* STATED PROBLEM
Can you quote the records below in full, word for word?

* RECORDS SHOWN
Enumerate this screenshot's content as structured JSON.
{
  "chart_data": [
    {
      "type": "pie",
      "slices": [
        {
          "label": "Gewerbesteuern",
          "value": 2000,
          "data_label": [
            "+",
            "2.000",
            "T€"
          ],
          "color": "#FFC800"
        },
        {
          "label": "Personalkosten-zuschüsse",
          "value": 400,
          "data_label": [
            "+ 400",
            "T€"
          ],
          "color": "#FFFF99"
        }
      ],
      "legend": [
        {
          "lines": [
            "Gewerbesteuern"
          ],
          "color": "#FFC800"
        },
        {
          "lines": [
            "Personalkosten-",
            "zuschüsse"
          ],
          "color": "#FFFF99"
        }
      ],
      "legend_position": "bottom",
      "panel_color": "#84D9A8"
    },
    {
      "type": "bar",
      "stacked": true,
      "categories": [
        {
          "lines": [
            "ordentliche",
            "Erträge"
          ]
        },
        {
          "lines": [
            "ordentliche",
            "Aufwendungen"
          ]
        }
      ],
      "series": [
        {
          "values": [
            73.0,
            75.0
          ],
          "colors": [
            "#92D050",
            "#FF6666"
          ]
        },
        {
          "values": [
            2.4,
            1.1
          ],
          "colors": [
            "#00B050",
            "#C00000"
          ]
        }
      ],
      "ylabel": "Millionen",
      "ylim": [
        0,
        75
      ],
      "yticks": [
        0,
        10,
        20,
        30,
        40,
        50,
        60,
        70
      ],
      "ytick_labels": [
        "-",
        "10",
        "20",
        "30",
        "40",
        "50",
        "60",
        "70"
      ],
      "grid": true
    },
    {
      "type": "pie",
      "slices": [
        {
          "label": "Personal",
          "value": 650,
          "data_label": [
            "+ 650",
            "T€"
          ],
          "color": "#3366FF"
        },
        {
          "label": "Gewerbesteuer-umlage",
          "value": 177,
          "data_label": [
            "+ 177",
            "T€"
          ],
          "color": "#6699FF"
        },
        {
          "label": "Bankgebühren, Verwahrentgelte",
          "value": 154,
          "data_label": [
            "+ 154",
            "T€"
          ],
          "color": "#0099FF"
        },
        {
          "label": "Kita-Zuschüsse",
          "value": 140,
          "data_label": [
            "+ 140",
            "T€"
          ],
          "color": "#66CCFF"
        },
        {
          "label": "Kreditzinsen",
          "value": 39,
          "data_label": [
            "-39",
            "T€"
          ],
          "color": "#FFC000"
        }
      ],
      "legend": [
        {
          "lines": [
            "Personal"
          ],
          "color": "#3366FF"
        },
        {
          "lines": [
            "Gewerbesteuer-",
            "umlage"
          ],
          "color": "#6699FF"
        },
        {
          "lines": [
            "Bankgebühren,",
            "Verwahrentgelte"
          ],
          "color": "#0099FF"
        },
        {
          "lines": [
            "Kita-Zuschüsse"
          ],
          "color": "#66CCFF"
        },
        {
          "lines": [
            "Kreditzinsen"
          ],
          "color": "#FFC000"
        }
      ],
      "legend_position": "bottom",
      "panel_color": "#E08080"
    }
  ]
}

* TASK OUTPUT
Enumerate this screenshot's content as structured JSON.
{
  "chart_data": [
    {
      "type": "pie",
      "slices": [
        {
          "label": "Gewerbesteuern",
          "value": 2000,
          "data_label": [
            "+",
            "2.000",
            "T€"
          ],
          "color": "#FFC800"
        },
        {
          "label": "Personalkosten-zuschüsse",
          "value": 400,
          "data_label": [
            "+ 400",
            "T€"
          ],
          "color": "#FFFF99"
        }
      ],
      "legend": [
        {
          "lines": [
            "Gewerbesteuern"
          ],
          "color": "#FFC800"
        },
        {
          "lines": [
            "Personalkosten-",
            "zuschüsse"
          ],
          "color": "#FFFF99"
        }
      ],
      "legend_position": "bottom",
      "panel_color": "#84D9A8"
    },
    {
      "type": "bar",
      "stacked": true,
      "categories": [
        {
          "lines": [
            "ordentliche",
            "Erträge"
          ]
        },
        {
          "lines": [
            "ordentliche",
            "Aufwendungen"
          ]
        }
      ],
      "series": [
        {
          "values": [
            73.0,
            75.0
          ],
          "colors": [
            "#92D050",
            "#FF6666"
          ]
        },
        {
          "values": [
            2.4,
            1.1
          ],
          "colors": [
            "#00B050",
            "#C00000"
          ]
        }
      ],
      "ylabel": "Millionen",
      "ylim": [
        0,
        75
      ],
      "yticks": [
        0,
        10,
        20,
        30,
        40,
        50,
        60,
        70
      ],
      "ytick_labels": [
        "-",
        "10",
        "20",
        "30",
        "40",
        "50",
        "60",
        "70"
      ],
      "grid": true
    },
    {
      "type": "pie",
      "slices": [
        {
          "label": "Personal",
          "value": 650,
          "data_label": [
            "+ 650",
            "T€"
          ],
          "color": "#3366FF"
        },
        {
          "label": "Gewerbesteuer-umlage",
          "value": 177,
          "data_label": [
            "+ 177",
            "T€"
          ],
          "color": "#6699FF"
        },
        {
          "label": "Bankgebühren, Verwahrentgelte",
          "value": 154,
          "data_label": [
            "+ 154",
            "T€"
          ],
          "color": "#0099FF"
        },
        {
          "label": "Kita-Zuschüsse",
          "value": 140,
          "data_label": [
            "+ 140",
            "T€"
          ],
          "color": "#66CCFF"
        },
        {
          "label": "Kreditzinsen",
          "value": 39,
          "data_label": [
            "-39",
            "T€"
          ],
          "color": "#FFC000"
        }
      ],
      "legend": [
        {
          "lines": [
            "Personal"
          ],
          "color": "#3366FF"
        },
        {
          "lines": [
            "Gewerbesteuer-",
            "umlage"
          ],
          "color": "#6699FF"
        },
        {
          "lines": [
            "Bankgebühren,",
            "Verwahrentgelte"
          ],
          "color": "#0099FF"
        },
        {
          "lines": [
            "Kita-Zuschüsse"
          ],
          "color": "#66CCFF"
        },
        {
          "lines": [
            "Kreditzinsen"
          ],
          "color": "#FFC000"
        }
      ],
      "legend_position": "bottom",
      "panel_color": "#E08080"
    }
  ]
}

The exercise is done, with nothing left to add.